Requirements
Find and copy every line in the records that includes the string "address".

Entries supplied
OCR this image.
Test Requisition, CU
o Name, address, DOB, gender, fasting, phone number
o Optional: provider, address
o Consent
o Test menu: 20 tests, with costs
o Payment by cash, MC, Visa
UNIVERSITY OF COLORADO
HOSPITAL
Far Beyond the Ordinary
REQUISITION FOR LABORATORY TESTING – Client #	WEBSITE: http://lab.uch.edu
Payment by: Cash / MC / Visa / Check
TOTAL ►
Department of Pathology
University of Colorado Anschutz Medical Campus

Task response
o Name, address, DOB, gender, fasting, phone number
o Optional: provider, address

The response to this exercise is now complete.